** Exercise materials follows **

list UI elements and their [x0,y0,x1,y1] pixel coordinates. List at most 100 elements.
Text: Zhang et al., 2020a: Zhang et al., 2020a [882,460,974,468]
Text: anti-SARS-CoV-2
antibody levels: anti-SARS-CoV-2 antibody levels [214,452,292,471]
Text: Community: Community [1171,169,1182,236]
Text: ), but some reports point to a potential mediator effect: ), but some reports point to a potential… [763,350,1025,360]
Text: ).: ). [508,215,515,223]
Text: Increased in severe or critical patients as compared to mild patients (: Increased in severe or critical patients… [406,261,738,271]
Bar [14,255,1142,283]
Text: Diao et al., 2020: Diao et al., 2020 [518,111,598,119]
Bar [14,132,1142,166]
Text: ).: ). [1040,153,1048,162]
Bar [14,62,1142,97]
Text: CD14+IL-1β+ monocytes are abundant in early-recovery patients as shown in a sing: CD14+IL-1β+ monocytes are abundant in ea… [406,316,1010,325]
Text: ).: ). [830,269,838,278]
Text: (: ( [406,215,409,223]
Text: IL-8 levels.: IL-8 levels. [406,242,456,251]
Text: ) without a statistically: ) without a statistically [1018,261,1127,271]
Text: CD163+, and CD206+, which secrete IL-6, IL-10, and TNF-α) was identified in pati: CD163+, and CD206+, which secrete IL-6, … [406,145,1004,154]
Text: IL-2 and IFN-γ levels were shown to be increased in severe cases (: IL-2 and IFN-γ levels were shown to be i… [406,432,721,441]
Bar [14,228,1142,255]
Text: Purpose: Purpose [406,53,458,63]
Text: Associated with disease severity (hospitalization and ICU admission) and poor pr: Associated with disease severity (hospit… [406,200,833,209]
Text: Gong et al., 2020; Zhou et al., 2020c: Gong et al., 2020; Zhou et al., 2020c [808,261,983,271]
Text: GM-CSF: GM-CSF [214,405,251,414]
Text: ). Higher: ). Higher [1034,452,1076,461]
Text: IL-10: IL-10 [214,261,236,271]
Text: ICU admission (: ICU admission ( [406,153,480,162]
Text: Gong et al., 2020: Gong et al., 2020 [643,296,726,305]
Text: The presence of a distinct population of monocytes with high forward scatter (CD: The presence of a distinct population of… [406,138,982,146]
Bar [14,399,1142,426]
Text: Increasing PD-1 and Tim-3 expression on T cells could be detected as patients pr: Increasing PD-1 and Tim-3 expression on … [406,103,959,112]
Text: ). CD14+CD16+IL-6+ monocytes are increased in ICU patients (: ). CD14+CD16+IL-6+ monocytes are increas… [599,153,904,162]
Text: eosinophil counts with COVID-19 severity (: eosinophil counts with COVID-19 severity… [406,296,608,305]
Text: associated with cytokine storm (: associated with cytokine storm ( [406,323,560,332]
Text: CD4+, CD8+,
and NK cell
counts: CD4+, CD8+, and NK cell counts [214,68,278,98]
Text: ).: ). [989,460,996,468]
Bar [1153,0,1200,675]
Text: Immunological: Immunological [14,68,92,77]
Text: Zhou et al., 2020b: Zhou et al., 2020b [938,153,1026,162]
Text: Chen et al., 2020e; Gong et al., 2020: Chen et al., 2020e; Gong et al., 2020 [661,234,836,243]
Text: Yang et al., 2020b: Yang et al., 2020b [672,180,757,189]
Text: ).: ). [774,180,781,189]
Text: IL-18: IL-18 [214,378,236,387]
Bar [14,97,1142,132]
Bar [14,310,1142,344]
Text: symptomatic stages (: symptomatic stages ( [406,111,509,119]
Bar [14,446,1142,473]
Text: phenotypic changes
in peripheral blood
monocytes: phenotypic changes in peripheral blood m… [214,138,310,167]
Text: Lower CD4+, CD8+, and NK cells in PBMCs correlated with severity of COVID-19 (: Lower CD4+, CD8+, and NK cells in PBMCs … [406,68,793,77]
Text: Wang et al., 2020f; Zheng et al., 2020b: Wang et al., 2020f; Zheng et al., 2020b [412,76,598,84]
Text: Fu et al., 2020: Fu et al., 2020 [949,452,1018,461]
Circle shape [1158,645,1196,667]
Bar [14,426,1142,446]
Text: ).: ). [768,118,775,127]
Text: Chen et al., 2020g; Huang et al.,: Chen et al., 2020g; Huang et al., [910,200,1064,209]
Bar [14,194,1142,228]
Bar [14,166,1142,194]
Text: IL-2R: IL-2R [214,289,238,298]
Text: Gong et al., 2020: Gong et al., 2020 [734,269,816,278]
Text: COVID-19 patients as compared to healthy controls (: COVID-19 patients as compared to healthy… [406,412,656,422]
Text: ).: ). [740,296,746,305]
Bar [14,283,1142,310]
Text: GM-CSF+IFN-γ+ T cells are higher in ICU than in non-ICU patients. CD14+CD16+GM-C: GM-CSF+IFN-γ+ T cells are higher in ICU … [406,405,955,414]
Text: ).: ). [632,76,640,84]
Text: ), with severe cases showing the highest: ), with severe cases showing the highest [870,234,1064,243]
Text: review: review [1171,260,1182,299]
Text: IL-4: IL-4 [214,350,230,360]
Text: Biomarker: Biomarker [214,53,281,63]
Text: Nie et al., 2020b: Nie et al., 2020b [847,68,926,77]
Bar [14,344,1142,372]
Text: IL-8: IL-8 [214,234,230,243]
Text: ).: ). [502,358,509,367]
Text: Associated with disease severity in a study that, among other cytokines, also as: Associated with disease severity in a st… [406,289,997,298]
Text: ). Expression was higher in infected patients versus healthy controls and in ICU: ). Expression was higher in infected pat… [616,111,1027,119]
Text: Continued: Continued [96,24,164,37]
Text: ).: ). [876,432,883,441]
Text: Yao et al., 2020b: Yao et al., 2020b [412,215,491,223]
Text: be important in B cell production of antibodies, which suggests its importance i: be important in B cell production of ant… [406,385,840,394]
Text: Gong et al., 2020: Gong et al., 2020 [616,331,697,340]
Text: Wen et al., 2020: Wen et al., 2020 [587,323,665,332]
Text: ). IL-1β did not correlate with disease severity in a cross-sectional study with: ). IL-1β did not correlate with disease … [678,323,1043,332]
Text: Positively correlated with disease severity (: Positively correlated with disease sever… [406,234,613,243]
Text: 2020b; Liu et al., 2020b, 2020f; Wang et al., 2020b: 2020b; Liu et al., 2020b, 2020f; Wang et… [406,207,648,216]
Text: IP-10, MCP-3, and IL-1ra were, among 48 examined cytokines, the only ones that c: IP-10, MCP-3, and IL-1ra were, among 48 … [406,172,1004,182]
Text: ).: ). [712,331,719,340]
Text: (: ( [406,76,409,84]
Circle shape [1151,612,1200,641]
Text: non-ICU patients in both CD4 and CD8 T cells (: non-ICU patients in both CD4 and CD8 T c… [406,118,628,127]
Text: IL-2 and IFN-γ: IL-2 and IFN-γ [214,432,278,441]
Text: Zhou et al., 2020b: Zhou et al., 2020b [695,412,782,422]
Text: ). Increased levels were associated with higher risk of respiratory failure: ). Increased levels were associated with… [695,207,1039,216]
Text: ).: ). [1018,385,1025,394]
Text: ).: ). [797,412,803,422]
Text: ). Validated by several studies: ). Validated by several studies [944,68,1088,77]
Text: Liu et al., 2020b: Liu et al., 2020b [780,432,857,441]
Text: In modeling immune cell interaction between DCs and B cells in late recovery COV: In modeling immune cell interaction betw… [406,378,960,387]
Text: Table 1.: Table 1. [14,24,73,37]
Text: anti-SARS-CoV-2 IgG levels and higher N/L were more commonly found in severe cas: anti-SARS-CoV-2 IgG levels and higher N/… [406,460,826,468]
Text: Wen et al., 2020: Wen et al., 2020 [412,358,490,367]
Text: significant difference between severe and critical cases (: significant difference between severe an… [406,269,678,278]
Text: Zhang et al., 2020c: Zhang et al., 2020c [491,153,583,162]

** End of Exercise materials **

* _Directions_:
Every entry, from the first line to the last, should be retyped exactly.

* _Answer to the exercise_:
list UI elements and their [x0,y0,x1,y1] pixel coordinates. List at most 100 elements.
Text: Zhang et al., 2020a: Zhang et al., 2020a [882,460,974,468]
Text: anti-SARS-CoV-2
antibody levels: anti-SARS-CoV-2 antibody levels [214,452,292,471]
Text: Community: Community [1171,169,1182,236]
Text: ), but some reports point to a potential mediator effect: ), but some reports point to a potential… [763,350,1025,360]
Text: ).: ). [508,215,515,223]
Text: Increased in severe or critical patients as compared to mild patients (: Increased in severe or critical patients… [406,261,738,271]
Bar [14,255,1142,283]
Text: Diao et al., 2020: Diao et al., 2020 [518,111,598,119]
Bar [14,132,1142,166]
Text: ).: ). [1040,153,1048,162]
Bar [14,62,1142,97]
Text: CD14+IL-1β+ monocytes are abundant in early-recovery patients as shown in a sing: CD14+IL-1β+ monocytes are abundant in ea… [406,316,1010,325]
Text: ).: ). [830,269,838,278]
Text: (: ( [406,215,409,223]
Text: IL-8 levels.: IL-8 levels. [406,242,456,251]
Text: ) without a statistically: ) without a statistically [1018,261,1127,271]
Text: CD163+, and CD206+, which secrete IL-6, IL-10, and TNF-α) was identified in pati: CD163+, and CD206+, which secrete IL-6, … [406,145,1004,154]
Text: IL-2 and IFN-γ levels were shown to be increased in severe cases (: IL-2 and IFN-γ levels were shown to be i… [406,432,721,441]
Bar [14,228,1142,255]
Text: Purpose: Purpose [406,53,458,63]
Text: Associated with disease severity (hospitalization and ICU admission) and poor pr: Associated with disease severity (hospit… [406,200,833,209]
Text: Gong et al., 2020; Zhou et al., 2020c: Gong et al., 2020; Zhou et al., 2020c [808,261,983,271]
Text: GM-CSF: GM-CSF [214,405,251,414]
Text: ). Higher: ). Higher [1034,452,1076,461]
Text: IL-10: IL-10 [214,261,236,271]
Text: ICU admission (: ICU admission ( [406,153,480,162]
Text: Gong et al., 2020: Gong et al., 2020 [643,296,726,305]
Text: The presence of a distinct population of monocytes with high forward scatter (CD: The presence of a distinct population of… [406,138,982,146]
Bar [14,399,1142,426]
Text: Increasing PD-1 and Tim-3 expression on T cells could be detected as patients pr: Increasing PD-1 and Tim-3 expression on … [406,103,959,112]
Text: ). CD14+CD16+IL-6+ monocytes are increased in ICU patients (: ). CD14+CD16+IL-6+ monocytes are increas… [599,153,904,162]
Text: eosinophil counts with COVID-19 severity (: eosinophil counts with COVID-19 severity… [406,296,608,305]
Text: associated with cytokine storm (: associated with cytokine storm ( [406,323,560,332]
Text: CD4+, CD8+,
and NK cell
counts: CD4+, CD8+, and NK cell counts [214,68,278,98]
Text: ).: ). [989,460,996,468]
Bar [1153,0,1200,675]
Text: Immunological: Immunological [14,68,92,77]
Text: Zhou et al., 2020b: Zhou et al., 2020b [938,153,1026,162]
Text: Chen et al., 2020e; Gong et al., 2020: Chen et al., 2020e; Gong et al., 2020 [661,234,836,243]
Text: Yang et al., 2020b: Yang et al., 2020b [672,180,757,189]
Text: ).: ). [774,180,781,189]
Text: IL-18: IL-18 [214,378,236,387]
Bar [14,97,1142,132]
Bar [14,310,1142,344]
Text: symptomatic stages (: symptomatic stages ( [406,111,509,119]
Bar [14,446,1142,473]
Text: phenotypic changes
in peripheral blood
monocytes: phenotypic changes in peripheral blood m… [214,138,310,167]
Text: Lower CD4+, CD8+, and NK cells in PBMCs correlated with severity of COVID-19 (: Lower CD4+, CD8+, and NK cells in PBMCs … [406,68,793,77]
Text: Wang et al., 2020f; Zheng et al., 2020b: Wang et al., 2020f; Zheng et al., 2020b [412,76,598,84]
Text: Fu et al., 2020: Fu et al., 2020 [949,452,1018,461]
Circle shape [1158,645,1196,667]
Bar [14,426,1142,446]
Text: ).: ). [768,118,775,127]
Text: Chen et al., 2020g; Huang et al.,: Chen et al., 2020g; Huang et al., [910,200,1064,209]
Bar [14,194,1142,228]
Bar [14,166,1142,194]
Text: IL-2R: IL-2R [214,289,238,298]
Text: Gong et al., 2020: Gong et al., 2020 [734,269,816,278]
Text: COVID-19 patients as compared to healthy controls (: COVID-19 patients as compared to healthy… [406,412,656,422]
Text: ).: ). [740,296,746,305]
Bar [14,283,1142,310]
Text: GM-CSF+IFN-γ+ T cells are higher in ICU than in non-ICU patients. CD14+CD16+GM-C: GM-CSF+IFN-γ+ T cells are higher in ICU … [406,405,955,414]
Text: ).: ). [632,76,640,84]
Text: ), with severe cases showing the highest: ), with severe cases showing the highest [870,234,1064,243]
Text: review: review [1171,260,1182,299]
Text: IL-4: IL-4 [214,350,230,360]
Text: Biomarker: Biomarker [214,53,281,63]
Text: Nie et al., 2020b: Nie et al., 2020b [847,68,926,77]
Bar [14,344,1142,372]
Text: IL-8: IL-8 [214,234,230,243]
Text: ).: ). [502,358,509,367]
Text: Associated with disease severity in a study that, among other cytokines, also as: Associated with disease severity in a st… [406,289,997,298]
Text: ). Expression was higher in infected patients versus healthy controls and in ICU: ). Expression was higher in infected pat… [616,111,1027,119]
Text: Continued: Continued [96,24,164,37]
Text: ).: ). [876,432,883,441]
Text: Yao et al., 2020b: Yao et al., 2020b [412,215,491,223]
Text: be important in B cell production of antibodies, which suggests its importance i: be important in B cell production of ant… [406,385,840,394]
Text: Gong et al., 2020: Gong et al., 2020 [616,331,697,340]
Text: Wen et al., 2020: Wen et al., 2020 [587,323,665,332]
Text: ). IL-1β did not correlate with disease severity in a cross-sectional study with: ). IL-1β did not correlate with disease … [678,323,1043,332]
Text: Positively correlated with disease severity (: Positively correlated with disease sever… [406,234,613,243]
Text: 2020b; Liu et al., 2020b, 2020f; Wang et al., 2020b: 2020b; Liu et al., 2020b, 2020f; Wang et… [406,207,648,216]
Text: IP-10, MCP-3, and IL-1ra were, among 48 examined cytokines, the only ones that c: IP-10, MCP-3, and IL-1ra were, among 48 … [406,172,1004,182]
Text: ).: ). [712,331,719,340]
Text: (: ( [406,76,409,84]
Circle shape [1151,612,1200,641]
Text: non-ICU patients in both CD4 and CD8 T cells (: non-ICU patients in both CD4 and CD8 T c… [406,118,628,127]
Text: IL-2 and IFN-γ: IL-2 and IFN-γ [214,432,278,441]
Text: Zhou et al., 2020b: Zhou et al., 2020b [695,412,782,422]
Text: ). Increased levels were associated with higher risk of respiratory failure: ). Increased levels were associated with… [695,207,1039,216]
Text: ).: ). [1018,385,1025,394]
Text: ).: ). [797,412,803,422]
Text: ). Validated by several studies: ). Validated by several studies [944,68,1088,77]
Text: Liu et al., 2020b: Liu et al., 2020b [780,432,857,441]
Text: In modeling immune cell interaction between DCs and B cells in late recovery COV: In modeling immune cell interaction betw… [406,378,960,387]
Text: Table 1.: Table 1. [14,24,73,37]
Text: anti-SARS-CoV-2 IgG levels and higher N/L were more commonly found in severe cas: anti-SARS-CoV-2 IgG levels and higher N/… [406,460,826,468]
Text: Wen et al., 2020: Wen et al., 2020 [412,358,490,367]
Text: significant difference between severe and critical cases (: significant difference between severe an… [406,269,678,278]
Text: Zhang et al., 2020c: Zhang et al., 2020c [491,153,583,162]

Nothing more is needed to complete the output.